JOB — Switch every occurrence of "Contacter" to "Message" throughout the entries below. Leave everything else in them unchanged.

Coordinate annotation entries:
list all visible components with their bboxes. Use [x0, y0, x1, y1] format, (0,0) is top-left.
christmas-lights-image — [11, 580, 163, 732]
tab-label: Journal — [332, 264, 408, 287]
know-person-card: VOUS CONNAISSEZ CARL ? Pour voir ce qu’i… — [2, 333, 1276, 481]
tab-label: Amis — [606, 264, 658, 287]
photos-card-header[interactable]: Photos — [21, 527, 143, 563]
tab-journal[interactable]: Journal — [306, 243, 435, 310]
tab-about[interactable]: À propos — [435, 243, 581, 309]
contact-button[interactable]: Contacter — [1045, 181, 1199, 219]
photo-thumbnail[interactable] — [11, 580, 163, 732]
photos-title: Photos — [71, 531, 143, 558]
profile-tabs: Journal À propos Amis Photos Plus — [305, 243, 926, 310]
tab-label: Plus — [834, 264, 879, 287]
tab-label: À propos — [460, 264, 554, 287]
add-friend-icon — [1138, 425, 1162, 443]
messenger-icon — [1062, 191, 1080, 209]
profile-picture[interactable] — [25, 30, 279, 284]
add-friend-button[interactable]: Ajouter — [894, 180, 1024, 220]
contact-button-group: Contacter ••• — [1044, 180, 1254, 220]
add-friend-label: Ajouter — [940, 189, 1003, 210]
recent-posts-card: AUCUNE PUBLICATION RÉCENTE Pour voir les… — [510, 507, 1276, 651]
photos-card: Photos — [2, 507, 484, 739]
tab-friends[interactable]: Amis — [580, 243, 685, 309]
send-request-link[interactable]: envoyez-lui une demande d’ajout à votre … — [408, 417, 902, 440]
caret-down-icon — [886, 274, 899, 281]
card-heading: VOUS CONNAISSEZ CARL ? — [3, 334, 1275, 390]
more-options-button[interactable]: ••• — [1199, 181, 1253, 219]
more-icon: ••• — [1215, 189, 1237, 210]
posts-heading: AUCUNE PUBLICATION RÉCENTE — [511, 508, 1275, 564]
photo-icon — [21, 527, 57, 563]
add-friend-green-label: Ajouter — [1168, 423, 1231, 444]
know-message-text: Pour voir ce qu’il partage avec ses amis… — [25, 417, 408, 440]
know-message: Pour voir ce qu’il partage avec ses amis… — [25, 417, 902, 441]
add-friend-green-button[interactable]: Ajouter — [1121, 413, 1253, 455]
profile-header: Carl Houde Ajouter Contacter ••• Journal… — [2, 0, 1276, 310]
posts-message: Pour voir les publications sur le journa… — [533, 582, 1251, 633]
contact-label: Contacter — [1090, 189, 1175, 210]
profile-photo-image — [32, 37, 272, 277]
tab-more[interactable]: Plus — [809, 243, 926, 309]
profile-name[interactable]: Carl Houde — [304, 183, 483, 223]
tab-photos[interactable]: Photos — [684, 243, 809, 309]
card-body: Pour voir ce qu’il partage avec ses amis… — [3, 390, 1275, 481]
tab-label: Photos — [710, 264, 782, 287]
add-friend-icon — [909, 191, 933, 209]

WORKED ANSWER —
list all visible components with their bboxes. Use [x0, y0, x1, y1] format, (0,0) is top-left.
christmas-lights-image — [11, 580, 163, 732]
tab-label: Journal — [332, 264, 408, 287]
know-person-card: VOUS CONNAISSEZ CARL ? Pour voir ce qu’i… — [2, 333, 1276, 481]
tab-label: Amis — [606, 264, 658, 287]
photos-card-header[interactable]: Photos — [21, 527, 143, 563]
tab-journal[interactable]: Journal — [306, 243, 435, 310]
tab-about[interactable]: À propos — [435, 243, 581, 309]
contact-button[interactable]: Message — [1045, 181, 1199, 219]
photo-thumbnail[interactable] — [11, 580, 163, 732]
photos-title: Photos — [71, 531, 143, 558]
profile-tabs: Journal À propos Amis Photos Plus — [305, 243, 926, 310]
tab-label: Plus — [834, 264, 879, 287]
tab-label: À propos — [460, 264, 554, 287]
add-friend-icon — [1138, 425, 1162, 443]
messenger-icon — [1062, 191, 1080, 209]
profile-picture[interactable] — [25, 30, 279, 284]
add-friend-button[interactable]: Ajouter — [894, 180, 1024, 220]
contact-button-group: Message ••• — [1044, 180, 1254, 220]
add-friend-label: Ajouter — [940, 189, 1003, 210]
recent-posts-card: AUCUNE PUBLICATION RÉCENTE Pour voir les… — [510, 507, 1276, 651]
photos-card: Photos — [2, 507, 484, 739]
tab-friends[interactable]: Amis — [580, 243, 685, 309]
send-request-link[interactable]: envoyez-lui une demande d’ajout à votre … — [408, 417, 902, 440]
caret-down-icon — [886, 274, 899, 281]
card-heading: VOUS CONNAISSEZ CARL ? — [3, 334, 1275, 390]
more-options-button[interactable]: ••• — [1199, 181, 1253, 219]
more-icon: ••• — [1215, 189, 1237, 210]
posts-heading: AUCUNE PUBLICATION RÉCENTE — [511, 508, 1275, 564]
photo-icon — [21, 527, 57, 563]
add-friend-green-label: Ajouter — [1168, 423, 1231, 444]
know-message-text: Pour voir ce qu’il partage avec ses amis… — [25, 417, 408, 440]
know-message: Pour voir ce qu’il partage avec ses amis… — [25, 417, 902, 441]
add-friend-green-button[interactable]: Ajouter — [1121, 413, 1253, 455]
profile-header: Carl Houde Ajouter Message ••• Journal… — [2, 0, 1276, 310]
posts-message: Pour voir les publications sur le journa… — [533, 582, 1251, 633]
contact-label: Message — [1090, 189, 1175, 210]
profile-photo-image — [32, 37, 272, 277]
tab-more[interactable]: Plus — [809, 243, 926, 309]
profile-name[interactable]: Carl Houde — [304, 183, 483, 223]
tab-photos[interactable]: Photos — [684, 243, 809, 309]
card-body: Pour voir ce qu’il partage avec ses amis… — [3, 390, 1275, 481]
tab-label: Photos — [710, 264, 782, 287]
add-friend-icon — [909, 191, 933, 209]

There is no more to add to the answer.